A run of records
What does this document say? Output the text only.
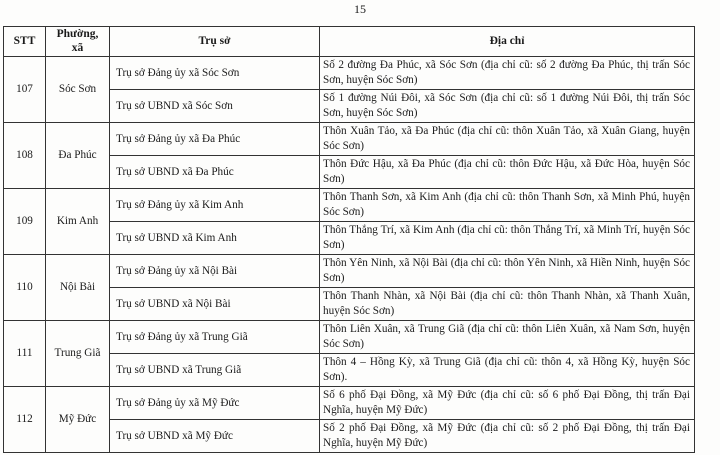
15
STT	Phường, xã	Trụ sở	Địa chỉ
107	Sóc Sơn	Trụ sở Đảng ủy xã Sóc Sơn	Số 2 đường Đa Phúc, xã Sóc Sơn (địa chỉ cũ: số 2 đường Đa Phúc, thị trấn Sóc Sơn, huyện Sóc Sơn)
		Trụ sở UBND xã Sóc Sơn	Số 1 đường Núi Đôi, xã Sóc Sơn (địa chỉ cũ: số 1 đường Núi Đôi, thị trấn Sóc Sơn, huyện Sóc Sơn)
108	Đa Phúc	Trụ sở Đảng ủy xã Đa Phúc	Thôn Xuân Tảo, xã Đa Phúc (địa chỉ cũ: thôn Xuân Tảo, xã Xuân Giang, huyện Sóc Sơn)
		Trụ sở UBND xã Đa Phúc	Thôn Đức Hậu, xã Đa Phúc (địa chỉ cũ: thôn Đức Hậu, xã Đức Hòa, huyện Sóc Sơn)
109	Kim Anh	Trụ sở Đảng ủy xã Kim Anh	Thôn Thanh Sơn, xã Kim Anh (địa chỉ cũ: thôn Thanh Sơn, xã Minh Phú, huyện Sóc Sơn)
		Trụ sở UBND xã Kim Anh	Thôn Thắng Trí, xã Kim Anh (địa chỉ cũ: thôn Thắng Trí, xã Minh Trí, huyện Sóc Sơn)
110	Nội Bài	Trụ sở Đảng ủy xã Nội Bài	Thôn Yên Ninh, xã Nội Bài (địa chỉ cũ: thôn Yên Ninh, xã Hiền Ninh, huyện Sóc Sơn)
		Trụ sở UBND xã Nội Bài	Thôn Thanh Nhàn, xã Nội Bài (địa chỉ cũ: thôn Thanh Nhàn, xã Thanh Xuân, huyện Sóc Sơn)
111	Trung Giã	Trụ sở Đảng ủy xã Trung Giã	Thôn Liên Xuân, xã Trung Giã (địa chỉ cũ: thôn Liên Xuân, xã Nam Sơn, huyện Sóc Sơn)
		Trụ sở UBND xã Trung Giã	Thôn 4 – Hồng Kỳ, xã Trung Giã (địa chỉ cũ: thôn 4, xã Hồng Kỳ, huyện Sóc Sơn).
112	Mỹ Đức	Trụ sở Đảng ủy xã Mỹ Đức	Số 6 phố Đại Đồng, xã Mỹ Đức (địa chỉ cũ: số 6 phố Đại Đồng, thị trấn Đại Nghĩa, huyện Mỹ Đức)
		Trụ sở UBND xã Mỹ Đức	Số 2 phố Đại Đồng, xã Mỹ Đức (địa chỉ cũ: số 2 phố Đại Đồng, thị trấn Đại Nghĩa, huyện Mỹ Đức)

__OBJECTIVE__. Quote the data above in full and without alteration; skip the pictures.

__RESPONSE__.
What does this document say? Output the text only.
15
STT	Phường, xã	Trụ sở	Địa chỉ
107	Sóc Sơn	Trụ sở Đảng ủy xã Sóc Sơn	Số 2 đường Đa Phúc, xã Sóc Sơn (địa chỉ cũ: số 2 đường Đa Phúc, thị trấn Sóc Sơn, huyện Sóc Sơn)
		Trụ sở UBND xã Sóc Sơn	Số 1 đường Núi Đôi, xã Sóc Sơn (địa chỉ cũ: số 1 đường Núi Đôi, thị trấn Sóc Sơn, huyện Sóc Sơn)
108	Đa Phúc	Trụ sở Đảng ủy xã Đa Phúc	Thôn Xuân Tảo, xã Đa Phúc (địa chỉ cũ: thôn Xuân Tảo, xã Xuân Giang, huyện Sóc Sơn)
		Trụ sở UBND xã Đa Phúc	Thôn Đức Hậu, xã Đa Phúc (địa chỉ cũ: thôn Đức Hậu, xã Đức Hòa, huyện Sóc Sơn)
109	Kim Anh	Trụ sở Đảng ủy xã Kim Anh	Thôn Thanh Sơn, xã Kim Anh (địa chỉ cũ: thôn Thanh Sơn, xã Minh Phú, huyện Sóc Sơn)
		Trụ sở UBND xã Kim Anh	Thôn Thắng Trí, xã Kim Anh (địa chỉ cũ: thôn Thắng Trí, xã Minh Trí, huyện Sóc Sơn)
110	Nội Bài	Trụ sở Đảng ủy xã Nội Bài	Thôn Yên Ninh, xã Nội Bài (địa chỉ cũ: thôn Yên Ninh, xã Hiền Ninh, huyện Sóc Sơn)
		Trụ sở UBND xã Nội Bài	Thôn Thanh Nhàn, xã Nội Bài (địa chỉ cũ: thôn Thanh Nhàn, xã Thanh Xuân, huyện Sóc Sơn)
111	Trung Giã	Trụ sở Đảng ủy xã Trung Giã	Thôn Liên Xuân, xã Trung Giã (địa chỉ cũ: thôn Liên Xuân, xã Nam Sơn, huyện Sóc Sơn)
		Trụ sở UBND xã Trung Giã	Thôn 4 – Hồng Kỳ, xã Trung Giã (địa chỉ cũ: thôn 4, xã Hồng Kỳ, huyện Sóc Sơn).
112	Mỹ Đức	Trụ sở Đảng ủy xã Mỹ Đức	Số 6 phố Đại Đồng, xã Mỹ Đức (địa chỉ cũ: số 6 phố Đại Đồng, thị trấn Đại Nghĩa, huyện Mỹ Đức)
		Trụ sở UBND xã Mỹ Đức	Số 2 phố Đại Đồng, xã Mỹ Đức (địa chỉ cũ: số 2 phố Đại Đồng, thị trấn Đại Nghĩa, huyện Mỹ Đức)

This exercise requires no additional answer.